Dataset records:

□ □ □

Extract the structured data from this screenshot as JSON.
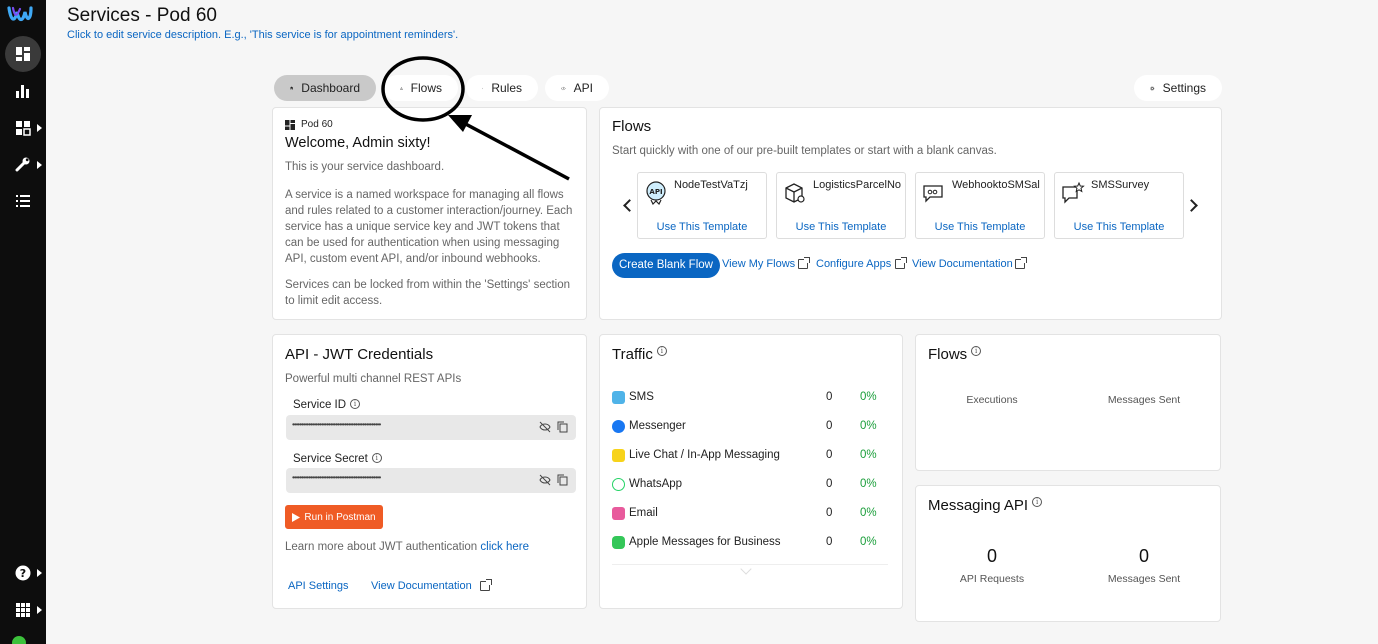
{
  "header": {
    "title": "Services - Pod 60",
    "subtitle": "Click to edit service description. E.g., 'This service is for appointment reminders'."
  },
  "rail": {
    "items": [
      "dashboard-icon",
      "analytics-icon",
      "apps-icon",
      "tools-icon",
      "list-icon",
      "help-icon",
      "grid-icon"
    ]
  },
  "tabs": [
    {
      "label": "Dashboard",
      "icon": "home-icon"
    },
    {
      "label": "Flows",
      "icon": "flows-icon"
    },
    {
      "label": "Rules",
      "icon": "shuffle-icon"
    },
    {
      "label": "API",
      "icon": "code-icon"
    }
  ],
  "settings_label": "Settings",
  "welcome": {
    "pod": "Pod 60",
    "heading": "Welcome, Admin sixty!",
    "intro": "This is your service dashboard.",
    "p1": "A service is a named workspace for managing all flows and rules related to a customer interaction/journey. Each service has a unique service key and JWT tokens that can be used for authentication when using messaging API, custom event API, and/or inbound webhooks.",
    "p2": "Services can be locked from within the 'Settings' section to limit edit access."
  },
  "flows_card": {
    "heading": "Flows",
    "description": "Start quickly with one of our pre-built templates or start with a blank canvas.",
    "templates": [
      {
        "name": "NodeTestVaTzj",
        "action": "Use This Template",
        "icon": "api-bot-icon"
      },
      {
        "name": "LogisticsParcelNo",
        "action": "Use This Template",
        "icon": "parcel-icon"
      },
      {
        "name": "WebhooktoSMSal",
        "action": "Use This Template",
        "icon": "webhook-chat-icon"
      },
      {
        "name": "SMSSurvey",
        "action": "Use This Template",
        "icon": "survey-icon"
      }
    ],
    "create_blank": "Create Blank Flow",
    "view_my_flows": "View My Flows",
    "configure_apps": "Configure Apps",
    "view_documentation": "View Documentation"
  },
  "jwt": {
    "heading": "API - JWT Credentials",
    "description": "Powerful multi channel REST APIs",
    "service_id_label": "Service ID",
    "service_id_value": "•••••••••••••••••••••••••••••••••••••••••••••••••",
    "service_secret_label": "Service Secret",
    "service_secret_value": "•••••••••••••••••••••••••••••••••••••••••••••••••",
    "postman": "Run in Postman",
    "learn_more": "Learn more about JWT authentication",
    "click_here": "click here",
    "api_settings": "API Settings",
    "view_documentation": "View Documentation"
  },
  "traffic": {
    "heading": "Traffic",
    "rows": [
      {
        "label": "SMS",
        "count": "0",
        "pct": "0%",
        "color": "#4fb3e8"
      },
      {
        "label": "Messenger",
        "count": "0",
        "pct": "0%",
        "color": "#1877f2"
      },
      {
        "label": "Live Chat / In-App Messaging",
        "count": "0",
        "pct": "0%",
        "color": "#f7d31a"
      },
      {
        "label": "WhatsApp",
        "count": "0",
        "pct": "0%",
        "color": "#25d366"
      },
      {
        "label": "Email",
        "count": "0",
        "pct": "0%",
        "color": "#e85a9c"
      },
      {
        "label": "Apple Messages for Business",
        "count": "0",
        "pct": "0%",
        "color": "#34c759"
      }
    ]
  },
  "flows_stats": {
    "heading": "Flows",
    "executions": "Executions",
    "messages_sent": "Messages Sent"
  },
  "messaging_api": {
    "heading": "Messaging API",
    "api_requests_value": "0",
    "api_requests": "API Requests",
    "messages_sent_value": "0",
    "messages_sent": "Messages Sent"
  }
}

□ □ □

### REQUIREMENTS
Go through the records and copy each line with "templates" in it.

### OUTPUT BELOW
    "description": "Start quickly with one of our pre-built templates or start with a blank canvas.",
    "templates": [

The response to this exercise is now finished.